DIRECTION —
Return each line of the material verbatim.

-- Start EXTRACTED MATERIAL --

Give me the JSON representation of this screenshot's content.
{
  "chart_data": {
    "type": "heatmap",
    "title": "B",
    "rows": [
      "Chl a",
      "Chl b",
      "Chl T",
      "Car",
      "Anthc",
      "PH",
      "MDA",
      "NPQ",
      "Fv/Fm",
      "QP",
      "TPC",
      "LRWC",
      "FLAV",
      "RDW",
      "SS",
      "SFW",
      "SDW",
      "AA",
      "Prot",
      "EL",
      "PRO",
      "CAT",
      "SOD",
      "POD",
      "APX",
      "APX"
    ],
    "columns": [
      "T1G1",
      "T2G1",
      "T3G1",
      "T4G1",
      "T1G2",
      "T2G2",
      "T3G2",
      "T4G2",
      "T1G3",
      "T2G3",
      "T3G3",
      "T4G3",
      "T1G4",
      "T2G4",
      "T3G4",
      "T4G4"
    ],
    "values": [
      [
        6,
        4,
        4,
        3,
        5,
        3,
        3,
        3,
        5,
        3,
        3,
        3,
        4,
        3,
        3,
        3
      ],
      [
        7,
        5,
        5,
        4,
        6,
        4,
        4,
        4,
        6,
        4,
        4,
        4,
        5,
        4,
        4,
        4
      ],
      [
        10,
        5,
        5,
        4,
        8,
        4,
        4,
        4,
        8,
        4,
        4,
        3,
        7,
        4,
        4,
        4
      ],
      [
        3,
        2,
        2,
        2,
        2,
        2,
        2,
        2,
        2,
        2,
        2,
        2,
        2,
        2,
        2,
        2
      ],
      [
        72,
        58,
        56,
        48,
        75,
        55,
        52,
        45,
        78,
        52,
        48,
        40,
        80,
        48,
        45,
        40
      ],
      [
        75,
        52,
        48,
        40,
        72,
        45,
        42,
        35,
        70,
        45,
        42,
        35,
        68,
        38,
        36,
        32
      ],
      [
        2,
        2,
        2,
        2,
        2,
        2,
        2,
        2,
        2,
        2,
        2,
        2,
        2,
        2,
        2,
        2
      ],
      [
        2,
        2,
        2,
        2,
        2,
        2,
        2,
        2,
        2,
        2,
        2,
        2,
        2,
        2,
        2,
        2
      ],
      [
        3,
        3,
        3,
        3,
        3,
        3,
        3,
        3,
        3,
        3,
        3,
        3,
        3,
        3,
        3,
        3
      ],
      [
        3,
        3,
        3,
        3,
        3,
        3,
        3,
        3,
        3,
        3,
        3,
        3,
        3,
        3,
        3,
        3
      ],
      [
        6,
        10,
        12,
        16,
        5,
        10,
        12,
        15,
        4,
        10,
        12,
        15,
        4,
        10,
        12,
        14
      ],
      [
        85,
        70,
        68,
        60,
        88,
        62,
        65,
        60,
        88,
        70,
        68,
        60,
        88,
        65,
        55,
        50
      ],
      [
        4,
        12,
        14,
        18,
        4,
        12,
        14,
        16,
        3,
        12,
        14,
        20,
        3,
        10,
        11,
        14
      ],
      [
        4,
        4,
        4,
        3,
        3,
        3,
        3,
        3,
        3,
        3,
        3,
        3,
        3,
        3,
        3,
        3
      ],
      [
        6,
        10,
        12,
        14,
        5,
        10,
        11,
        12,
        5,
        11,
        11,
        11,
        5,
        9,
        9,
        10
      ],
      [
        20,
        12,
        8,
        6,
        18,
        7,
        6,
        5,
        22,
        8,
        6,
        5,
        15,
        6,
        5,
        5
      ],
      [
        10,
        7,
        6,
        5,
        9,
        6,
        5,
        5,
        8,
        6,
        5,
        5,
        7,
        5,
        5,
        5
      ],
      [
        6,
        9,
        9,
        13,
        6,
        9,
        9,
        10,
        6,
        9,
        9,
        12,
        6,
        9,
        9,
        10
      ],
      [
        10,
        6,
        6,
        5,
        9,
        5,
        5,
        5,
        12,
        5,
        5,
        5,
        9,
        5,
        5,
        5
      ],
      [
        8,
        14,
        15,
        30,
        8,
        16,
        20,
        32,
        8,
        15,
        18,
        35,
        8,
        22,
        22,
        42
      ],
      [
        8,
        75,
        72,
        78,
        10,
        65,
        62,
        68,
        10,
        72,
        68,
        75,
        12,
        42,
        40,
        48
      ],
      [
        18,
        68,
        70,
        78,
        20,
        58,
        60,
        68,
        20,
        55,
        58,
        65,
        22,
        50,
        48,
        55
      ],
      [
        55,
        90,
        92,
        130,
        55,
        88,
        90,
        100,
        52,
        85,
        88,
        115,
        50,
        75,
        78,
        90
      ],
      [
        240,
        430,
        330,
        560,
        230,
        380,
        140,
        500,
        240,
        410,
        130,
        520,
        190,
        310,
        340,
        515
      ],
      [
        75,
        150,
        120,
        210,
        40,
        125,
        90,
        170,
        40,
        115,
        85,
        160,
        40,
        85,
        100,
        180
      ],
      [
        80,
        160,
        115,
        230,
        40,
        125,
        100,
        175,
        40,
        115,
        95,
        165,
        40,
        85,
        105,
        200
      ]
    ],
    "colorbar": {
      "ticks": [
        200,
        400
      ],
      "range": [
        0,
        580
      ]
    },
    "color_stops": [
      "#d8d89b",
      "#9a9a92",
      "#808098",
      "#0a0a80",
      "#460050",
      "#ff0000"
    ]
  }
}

-- End EXTRACTED MATERIAL --

SOLUTION TO THIS PROBLEM —
Give me the JSON representation of this screenshot's content.
{
  "chart_data": {
    "type": "heatmap",
    "title": "B",
    "rows": [
      "Chl a",
      "Chl b",
      "Chl T",
      "Car",
      "Anthc",
      "PH",
      "MDA",
      "NPQ",
      "Fv/Fm",
      "QP",
      "TPC",
      "LRWC",
      "FLAV",
      "RDW",
      "SS",
      "SFW",
      "SDW",
      "AA",
      "Prot",
      "EL",
      "PRO",
      "CAT",
      "SOD",
      "POD",
      "APX",
      "APX"
    ],
    "columns": [
      "T1G1",
      "T2G1",
      "T3G1",
      "T4G1",
      "T1G2",
      "T2G2",
      "T3G2",
      "T4G2",
      "T1G3",
      "T2G3",
      "T3G3",
      "T4G3",
      "T1G4",
      "T2G4",
      "T3G4",
      "T4G4"
    ],
    "values": [
      [
        6,
        4,
        4,
        3,
        5,
        3,
        3,
        3,
        5,
        3,
        3,
        3,
        4,
        3,
        3,
        3
      ],
      [
        7,
        5,
        5,
        4,
        6,
        4,
        4,
        4,
        6,
        4,
        4,
        4,
        5,
        4,
        4,
        4
      ],
      [
        10,
        5,
        5,
        4,
        8,
        4,
        4,
        4,
        8,
        4,
        4,
        3,
        7,
        4,
        4,
        4
      ],
      [
        3,
        2,
        2,
        2,
        2,
        2,
        2,
        2,
        2,
        2,
        2,
        2,
        2,
        2,
        2,
        2
      ],
      [
        72,
        58,
        56,
        48,
        75,
        55,
        52,
        45,
        78,
        52,
        48,
        40,
        80,
        48,
        45,
        40
      ],
      [
        75,
        52,
        48,
        40,
        72,
        45,
        42,
        35,
        70,
        45,
        42,
        35,
        68,
        38,
        36,
        32
      ],
      [
        2,
        2,
        2,
        2,
        2,
        2,
        2,
        2,
        2,
        2,
        2,
        2,
        2,
        2,
        2,
        2
      ],
      [
        2,
        2,
        2,
        2,
        2,
        2,
        2,
        2,
        2,
        2,
        2,
        2,
        2,
        2,
        2,
        2
      ],
      [
        3,
        3,
        3,
        3,
        3,
        3,
        3,
        3,
        3,
        3,
        3,
        3,
        3,
        3,
        3,
        3
      ],
      [
        3,
        3,
        3,
        3,
        3,
        3,
        3,
        3,
        3,
        3,
        3,
        3,
        3,
        3,
        3,
        3
      ],
      [
        6,
        10,
        12,
        16,
        5,
        10,
        12,
        15,
        4,
        10,
        12,
        15,
        4,
        10,
        12,
        14
      ],
      [
        85,
        70,
        68,
        60,
        88,
        62,
        65,
        60,
        88,
        70,
        68,
        60,
        88,
        65,
        55,
        50
      ],
      [
        4,
        12,
        14,
        18,
        4,
        12,
        14,
        16,
        3,
        12,
        14,
        20,
        3,
        10,
        11,
        14
      ],
      [
        4,
        4,
        4,
        3,
        3,
        3,
        3,
        3,
        3,
        3,
        3,
        3,
        3,
        3,
        3,
        3
      ],
      [
        6,
        10,
        12,
        14,
        5,
        10,
        11,
        12,
        5,
        11,
        11,
        11,
        5,
        9,
        9,
        10
      ],
      [
        20,
        12,
        8,
        6,
        18,
        7,
        6,
        5,
        22,
        8,
        6,
        5,
        15,
        6,
        5,
        5
      ],
      [
        10,
        7,
        6,
        5,
        9,
        6,
        5,
        5,
        8,
        6,
        5,
        5,
        7,
        5,
        5,
        5
      ],
      [
        6,
        9,
        9,
        13,
        6,
        9,
        9,
        10,
        6,
        9,
        9,
        12,
        6,
        9,
        9,
        10
      ],
      [
        10,
        6,
        6,
        5,
        9,
        5,
        5,
        5,
        12,
        5,
        5,
        5,
        9,
        5,
        5,
        5
      ],
      [
        8,
        14,
        15,
        30,
        8,
        16,
        20,
        32,
        8,
        15,
        18,
        35,
        8,
        22,
        22,
        42
      ],
      [
        8,
        75,
        72,
        78,
        10,
        65,
        62,
        68,
        10,
        72,
        68,
        75,
        12,
        42,
        40,
        48
      ],
      [
        18,
        68,
        70,
        78,
        20,
        58,
        60,
        68,
        20,
        55,
        58,
        65,
        22,
        50,
        48,
        55
      ],
      [
        55,
        90,
        92,
        130,
        55,
        88,
        90,
        100,
        52,
        85,
        88,
        115,
        50,
        75,
        78,
        90
      ],
      [
        240,
        430,
        330,
        560,
        230,
        380,
        140,
        500,
        240,
        410,
        130,
        520,
        190,
        310,
        340,
        515
      ],
      [
        75,
        150,
        120,
        210,
        40,
        125,
        90,
        170,
        40,
        115,
        85,
        160,
        40,
        85,
        100,
        180
      ],
      [
        80,
        160,
        115,
        230,
        40,
        125,
        100,
        175,
        40,
        115,
        95,
        165,
        40,
        85,
        105,
        200
      ]
    ],
    "colorbar": {
      "ticks": [
        200,
        400
      ],
      "range": [
        0,
        580
      ]
    },
    "color_stops": [
      "#d8d89b",
      "#9a9a92",
      "#808098",
      "#0a0a80",
      "#460050",
      "#ff0000"
    ]
  }
}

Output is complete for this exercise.